▶ Brano assegnato
◆ ◆ ◆
Minoli, ottimista metropolitano: “L’uomo crea disastri ma trova sempre soluzioni”
Dalla città non se ne andrebbe per niente al mondo, perché la ama. Più metropolitano di un personaggio dei romanzi di Don DeLillo, il giornalista Giovanni Minoli, ex direttore di RAI Educational e autore di trasmissioni di successo come La Storia Siamo Noi, non si separerebbe mai dal paesaggio urbano, che, dice “mi appartiene antropologicamente”. Anche i difetti si accettano, a malincuore. Dallo smog al trambusto del traffico a tutte le ore, sono i prezzi da pagare per stare immersi nelle comodità, nella “società attiva”. Il miglior modo per godersi la bellezza caotica della Capitale resta comunque, ci dice, a piedi.
D) Dott. Minoli, la “sua” Roma benché apprezzata per la qualità della vita che offre, è spesso oggetto di critiche per pulizia e inquinamento. Condivide?
R) Io la trovo senza mezzi termini meravigliosa, con un centro storico che ha gli scorci più belli del mondo. La conosco da vicino, perché mi sposto a piedi – che da casa mia alla RAI vuol dire 50 minuti di strada tutti i giorni, due volte al giorno.
D) Wow, meglio di un allenamento! Ma non cerca mai un paesaggio d’evasione?
R) E’ difficile che mi manchi la campagna. L’ho frequentata da piccolo per molti anni, a Baudenasca, nel pinerolese, dove trascorrevamo le vacanze estive. Mi divertivo molto, ma mi diverto molto di più a vivere a Roma. Vedo i difetti della vita urbana, ma mi appartengono antropologicamente e culturalmente. Un segreto, comunque, ce l’ho. D’estate in effetti mi rifugio in una sorta di paradiso naturale…
D) Dove, se possiamo saperlo?
R) A Filicudi, isola meravigliosa delle Eolie, quasi deserta, piena di meraviglie. Lì riscopro l’altra faccia della bellezza. C’è quella dell’uomo, creativo e inventore, e quella del dio, che semina qua e la’ delle perle.
D) Come accade per i beni culturali, anche per il paesaggio l’Italia fatica a valorizzare i suoi tesori, li deturpa, li sporca, non li preserva. Perché?
◆ ◆ ◆
▶ Materiale fornito
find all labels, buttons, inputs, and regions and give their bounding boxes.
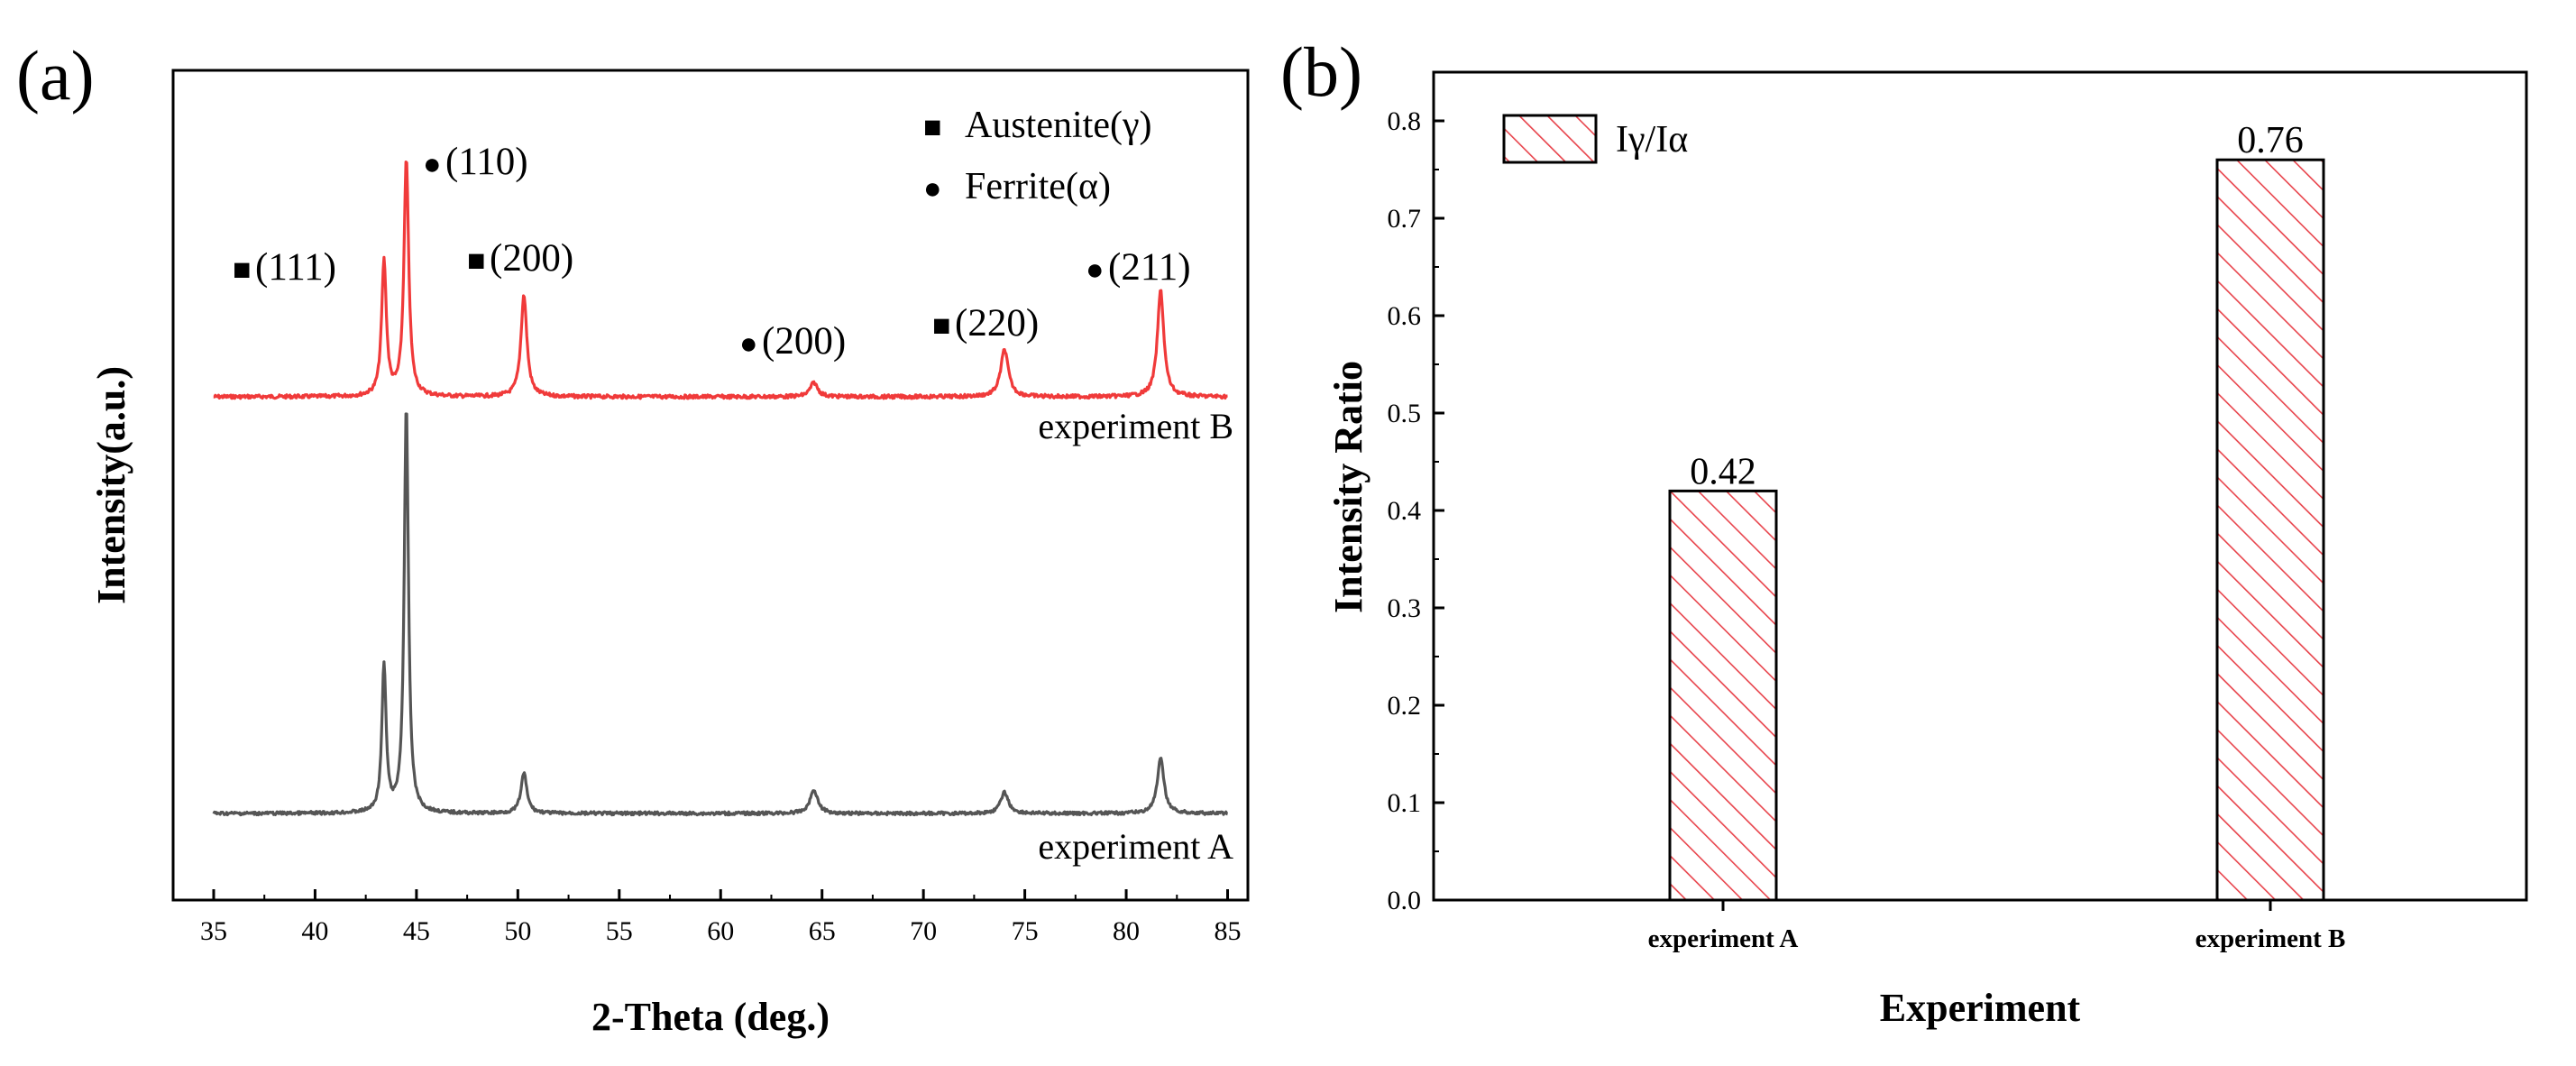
◆ ◆ ◆
▶ Cosa produrre
Rispondi per favore a queste domande sull'intervista a Giovanni Minoli:
1. Quanti minuti impiega Minoli per andare a piedi da casa sua alla RAI?
2. In quale località trascorreva le vacanze estive da piccolo?
3. Su quale isola si rifugia d'estate?

▶ Risposta qui sotto
1. 50 minuti.
2. A Baudenasca, nel pinerolese.
3. A Filicudi, nelle Eolie.